>> begin
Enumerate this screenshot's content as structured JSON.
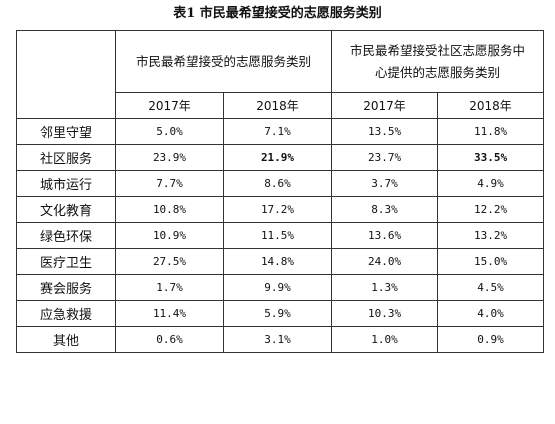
{
  "table": {
    "title": "表1  市民最希望接受的志愿服务类别",
    "group_headers": [
      "市民最希望接受的志愿服务类别",
      "市民最希望接受社区志愿服务中心提供的志愿服务类别"
    ],
    "group_header_lines": [
      [
        "市民最希望接受的志愿服务类别"
      ],
      [
        "市民最希望接受社区志愿服务中",
        "心提供的志愿服务类别"
      ]
    ],
    "years": [
      "2017年",
      "2018年",
      "2017年",
      "2018年"
    ],
    "rows": [
      {
        "label": "邻里守望",
        "values": [
          "5.0%",
          "7.1%",
          "13.5%",
          "11.8%"
        ],
        "bold": [
          false,
          false,
          false,
          false
        ]
      },
      {
        "label": "社区服务",
        "values": [
          "23.9%",
          "21.9%",
          "23.7%",
          "33.5%"
        ],
        "bold": [
          false,
          true,
          false,
          true
        ]
      },
      {
        "label": "城市运行",
        "values": [
          "7.7%",
          "8.6%",
          "3.7%",
          "4.9%"
        ],
        "bold": [
          false,
          false,
          false,
          false
        ]
      },
      {
        "label": "文化教育",
        "values": [
          "10.8%",
          "17.2%",
          "8.3%",
          "12.2%"
        ],
        "bold": [
          false,
          false,
          false,
          false
        ]
      },
      {
        "label": "绿色环保",
        "values": [
          "10.9%",
          "11.5%",
          "13.6%",
          "13.2%"
        ],
        "bold": [
          false,
          false,
          false,
          false
        ]
      },
      {
        "label": "医疗卫生",
        "values": [
          "27.5%",
          "14.8%",
          "24.0%",
          "15.0%"
        ],
        "bold": [
          false,
          false,
          false,
          false
        ]
      },
      {
        "label": "赛会服务",
        "values": [
          "1.7%",
          "9.9%",
          "1.3%",
          "4.5%"
        ],
        "bold": [
          false,
          false,
          false,
          false
        ]
      },
      {
        "label": "应急救援",
        "values": [
          "11.4%",
          "5.9%",
          "10.3%",
          "4.0%"
        ],
        "bold": [
          false,
          false,
          false,
          false
        ]
      },
      {
        "label": "其他",
        "values": [
          "0.6%",
          "3.1%",
          "1.0%",
          "0.9%"
        ],
        "bold": [
          false,
          false,
          false,
          false
        ]
      }
    ]
  }
}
>> end
What the task asks ▸
Quote the records in their entirety, keeping the wording exact and excluding pictures.

Exercise solution ▸
Enumerate this screenshot's content as structured JSON.
{
  "table": {
    "title": "表1  市民最希望接受的志愿服务类别",
    "group_headers": [
      "市民最希望接受的志愿服务类别",
      "市民最希望接受社区志愿服务中心提供的志愿服务类别"
    ],
    "group_header_lines": [
      [
        "市民最希望接受的志愿服务类别"
      ],
      [
        "市民最希望接受社区志愿服务中",
        "心提供的志愿服务类别"
      ]
    ],
    "years": [
      "2017年",
      "2018年",
      "2017年",
      "2018年"
    ],
    "rows": [
      {
        "label": "邻里守望",
        "values": [
          "5.0%",
          "7.1%",
          "13.5%",
          "11.8%"
        ],
        "bold": [
          false,
          false,
          false,
          false
        ]
      },
      {
        "label": "社区服务",
        "values": [
          "23.9%",
          "21.9%",
          "23.7%",
          "33.5%"
        ],
        "bold": [
          false,
          true,
          false,
          true
        ]
      },
      {
        "label": "城市运行",
        "values": [
          "7.7%",
          "8.6%",
          "3.7%",
          "4.9%"
        ],
        "bold": [
          false,
          false,
          false,
          false
        ]
      },
      {
        "label": "文化教育",
        "values": [
          "10.8%",
          "17.2%",
          "8.3%",
          "12.2%"
        ],
        "bold": [
          false,
          false,
          false,
          false
        ]
      },
      {
        "label": "绿色环保",
        "values": [
          "10.9%",
          "11.5%",
          "13.6%",
          "13.2%"
        ],
        "bold": [
          false,
          false,
          false,
          false
        ]
      },
      {
        "label": "医疗卫生",
        "values": [
          "27.5%",
          "14.8%",
          "24.0%",
          "15.0%"
        ],
        "bold": [
          false,
          false,
          false,
          false
        ]
      },
      {
        "label": "赛会服务",
        "values": [
          "1.7%",
          "9.9%",
          "1.3%",
          "4.5%"
        ],
        "bold": [
          false,
          false,
          false,
          false
        ]
      },
      {
        "label": "应急救援",
        "values": [
          "11.4%",
          "5.9%",
          "10.3%",
          "4.0%"
        ],
        "bold": [
          false,
          false,
          false,
          false
        ]
      },
      {
        "label": "其他",
        "values": [
          "0.6%",
          "3.1%",
          "1.0%",
          "0.9%"
        ],
        "bold": [
          false,
          false,
          false,
          false
        ]
      }
    ]
  }
}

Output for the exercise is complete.